** Start **

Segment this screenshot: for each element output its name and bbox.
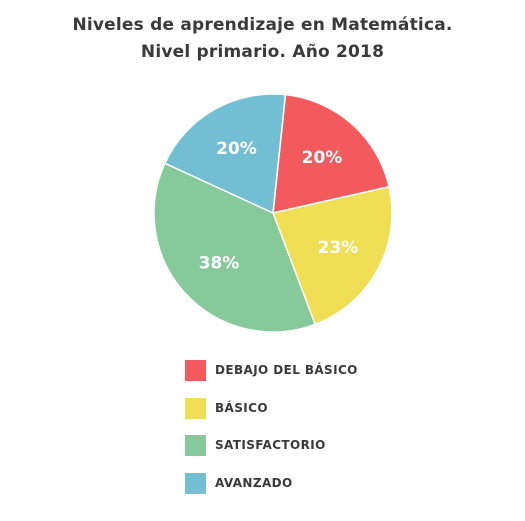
pie-slice-4 [163,93,287,215]
legend-label-3: SATISFACTORIO [215,438,326,453]
chart-title: Niveles de aprendizaje en Matemática. [72,15,453,35]
legend-label-2: BÁSICO [215,400,268,415]
legend-swatch-2 [185,397,206,419]
chart-title-block: Niveles de aprendizaje en Matemática. Ni… [0,12,525,66]
legend-label-1: DEBAJO DEL BÁSICO [215,363,358,377]
pie-slice-label-3: 38% [199,253,240,273]
pie-slice-label-2: 23% [318,238,359,258]
pie-slice-label-4: 20% [216,139,257,159]
pie-slice-label-1: 20% [302,148,343,168]
pie-slice-1 [272,93,390,214]
pie-slice-3 [153,162,317,333]
legend-swatch-1 [185,360,206,381]
chart-subtitle: Nivel primario. Año 2018 [140,42,385,62]
legend-swatch-3 [185,435,206,457]
legend-label-4: AVANZADO [215,476,293,491]
legend-swatch-4 [185,473,206,495]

** End **

_Given exercise_.
Return each of the rows above verbatim, leaving out the picture.

_Expected answer_.
Segment this screenshot: for each element output its name and bbox.
pie-slice-4 [163,93,287,215]
legend-label-3: SATISFACTORIO [215,438,326,453]
chart-title: Niveles de aprendizaje en Matemática. [72,15,453,35]
legend-label-2: BÁSICO [215,400,268,415]
legend-swatch-2 [185,397,206,419]
chart-title-block: Niveles de aprendizaje en Matemática. Ni… [0,12,525,66]
legend-label-1: DEBAJO DEL BÁSICO [215,363,358,377]
pie-slice-label-3: 38% [199,253,240,273]
pie-slice-label-2: 23% [318,238,359,258]
pie-slice-label-4: 20% [216,139,257,159]
pie-slice-label-1: 20% [302,148,343,168]
pie-slice-1 [272,93,390,214]
pie-slice-3 [153,162,317,333]
legend-swatch-1 [185,360,206,381]
chart-subtitle: Nivel primario. Año 2018 [140,42,385,62]
legend-swatch-3 [185,435,206,457]
legend-label-4: AVANZADO [215,476,293,491]
legend-swatch-4 [185,473,206,495]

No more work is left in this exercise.